TASK TO CARRY OUT | Without the images, print all the entries below exactly as given.

DATA |
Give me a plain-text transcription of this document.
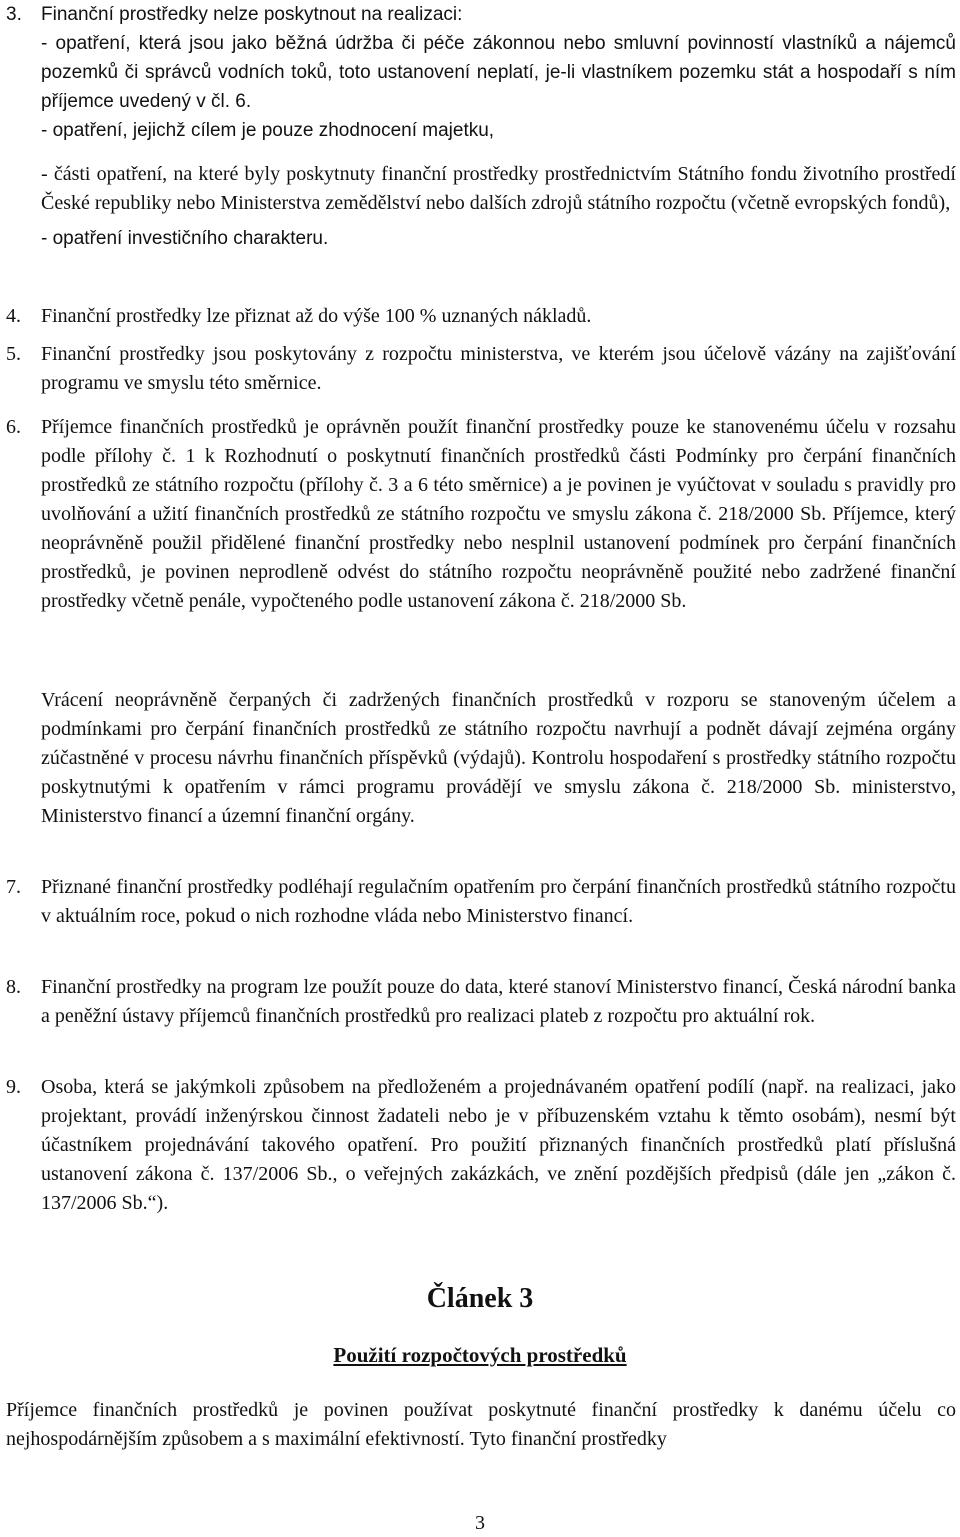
3. Finanční prostředky nelze poskytnout na realizaci:
- opatření, která jsou jako běžná údržba či péče zákonnou nebo smluvní povinností vlastníků a nájemců pozemků či správců vodních toků, toto ustanovení neplatí, je-li vlastníkem pozemku stát a hospodaří s ním příjemce uvedený v čl. 6.
- opatření, jejichž cílem je pouze zhodnocení majetku,
- části opatření, na které byly poskytnuty finanční prostředky prostřednictvím Státního fondu životního prostředí České republiky nebo Ministerstva zemědělství nebo dalších zdrojů státního rozpočtu (včetně evropských fondů),
- opatření investičního charakteru.
4. Finanční prostředky lze přiznat až do výše 100 % uznaných nákladů.
5. Finanční prostředky jsou poskytovány z rozpočtu ministerstva, ve kterém jsou účelově vázány na zajišťování programu ve smyslu této směrnice.
6. Příjemce finančních prostředků je oprávněn použít finanční prostředky pouze ke stanovenému účelu v rozsahu podle přílohy č. 1 k Rozhodnutí o poskytnutí finančních prostředků části Podmínky pro čerpání finančních prostředků ze státního rozpočtu (přílohy č. 3 a 6 této směrnice) a je povinen je vyúčtovat v souladu s pravidly pro uvolňování a užití finančních prostředků ze státního rozpočtu ve smyslu zákona č. 218/2000 Sb. Příjemce, který neoprávněně použil přidělené finanční prostředky nebo nesplnil ustanovení podmínek pro čerpání finančních prostředků, je povinen neprodleně odvést do státního rozpočtu neoprávněně použité nebo zadržené finanční prostředky včetně penále, vypočteného podle ustanovení zákona č. 218/2000 Sb.
Vrácení neoprávněně čerpaných či zadržených finančních prostředků v rozporu se stanoveným účelem a podmínkami pro čerpání finančních prostředků ze státního rozpočtu navrhují a podnět dávají zejména orgány zúčastněné v procesu návrhu finančních příspěvků (výdajů). Kontrolu hospodaření s prostředky státního rozpočtu poskytnutými k opatřením v rámci programu provádějí ve smyslu zákona č. 218/2000 Sb. ministerstvo, Ministerstvo financí a územní finanční orgány.
7. Přiznané finanční prostředky podléhají regulačním opatřením pro čerpání finančních prostředků státního rozpočtu v aktuálním roce, pokud o nich rozhodne vláda nebo Ministerstvo financí.
8. Finanční prostředky na program lze použít pouze do data, které stanoví Ministerstvo financí, Česká národní banka a peněžní ústavy příjemců finančních prostředků pro realizaci plateb z rozpočtu pro aktuální rok.
9. Osoba, která se jakýmkoli způsobem na předloženém a projednávaném opatření podílí (např. na realizaci, jako projektant, provádí inženýrskou činnost žadateli nebo je v příbuzenském vztahu k těmto osobám), nesmí být účastníkem projednávání takového opatření. Pro použití přiznaných finančních prostředků platí příslušná ustanovení zákona č. 137/2006 Sb., o veřejných zakázkách, ve znění pozdějších předpisů (dále jen „zákon č. 137/2006 Sb.“).
Článek 3
Použití rozpočtových prostředků
Příjemce finančních prostředků je povinen používat poskytnuté finanční prostředky k danému účelu co nejhospodárnějším způsobem a s maximální efektivností. Tyto finanční prostředky
3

THE COMPLETED TASK |
Give me a plain-text transcription of this document.
3. Finanční prostředky nelze poskytnout na realizaci:
- opatření, která jsou jako běžná údržba či péče zákonnou nebo smluvní povinností vlastníků a nájemců pozemků či správců vodních toků, toto ustanovení neplatí, je-li vlastníkem pozemku stát a hospodaří s ním příjemce uvedený v čl. 6.
- opatření, jejichž cílem je pouze zhodnocení majetku,
- části opatření, na které byly poskytnuty finanční prostředky prostřednictvím Státního fondu životního prostředí České republiky nebo Ministerstva zemědělství nebo dalších zdrojů státního rozpočtu (včetně evropských fondů),
- opatření investičního charakteru.
4. Finanční prostředky lze přiznat až do výše 100 % uznaných nákladů.
5. Finanční prostředky jsou poskytovány z rozpočtu ministerstva, ve kterém jsou účelově vázány na zajišťování programu ve smyslu této směrnice.
6. Příjemce finančních prostředků je oprávněn použít finanční prostředky pouze ke stanovenému účelu v rozsahu podle přílohy č. 1 k Rozhodnutí o poskytnutí finančních prostředků části Podmínky pro čerpání finančních prostředků ze státního rozpočtu (přílohy č. 3 a 6 této směrnice) a je povinen je vyúčtovat v souladu s pravidly pro uvolňování a užití finančních prostředků ze státního rozpočtu ve smyslu zákona č. 218/2000 Sb. Příjemce, který neoprávněně použil přidělené finanční prostředky nebo nesplnil ustanovení podmínek pro čerpání finančních prostředků, je povinen neprodleně odvést do státního rozpočtu neoprávněně použité nebo zadržené finanční prostředky včetně penále, vypočteného podle ustanovení zákona č. 218/2000 Sb.
Vrácení neoprávněně čerpaných či zadržených finančních prostředků v rozporu se stanoveným účelem a podmínkami pro čerpání finančních prostředků ze státního rozpočtu navrhují a podnět dávají zejména orgány zúčastněné v procesu návrhu finančních příspěvků (výdajů). Kontrolu hospodaření s prostředky státního rozpočtu poskytnutými k opatřením v rámci programu provádějí ve smyslu zákona č. 218/2000 Sb. ministerstvo, Ministerstvo financí a územní finanční orgány.
7. Přiznané finanční prostředky podléhají regulačním opatřením pro čerpání finančních prostředků státního rozpočtu v aktuálním roce, pokud o nich rozhodne vláda nebo Ministerstvo financí.
8. Finanční prostředky na program lze použít pouze do data, které stanoví Ministerstvo financí, Česká národní banka a peněžní ústavy příjemců finančních prostředků pro realizaci plateb z rozpočtu pro aktuální rok.
9. Osoba, která se jakýmkoli způsobem na předloženém a projednávaném opatření podílí (např. na realizaci, jako projektant, provádí inženýrskou činnost žadateli nebo je v příbuzenském vztahu k těmto osobám), nesmí být účastníkem projednávání takového opatření. Pro použití přiznaných finančních prostředků platí příslušná ustanovení zákona č. 137/2006 Sb., o veřejných zakázkách, ve znění pozdějších předpisů (dále jen „zákon č. 137/2006 Sb.“).
Článek 3
Použití rozpočtových prostředků
Příjemce finančních prostředků je povinen používat poskytnuté finanční prostředky k danému účelu co nejhospodárnějším způsobem a s maximální efektivností. Tyto finanční prostředky
3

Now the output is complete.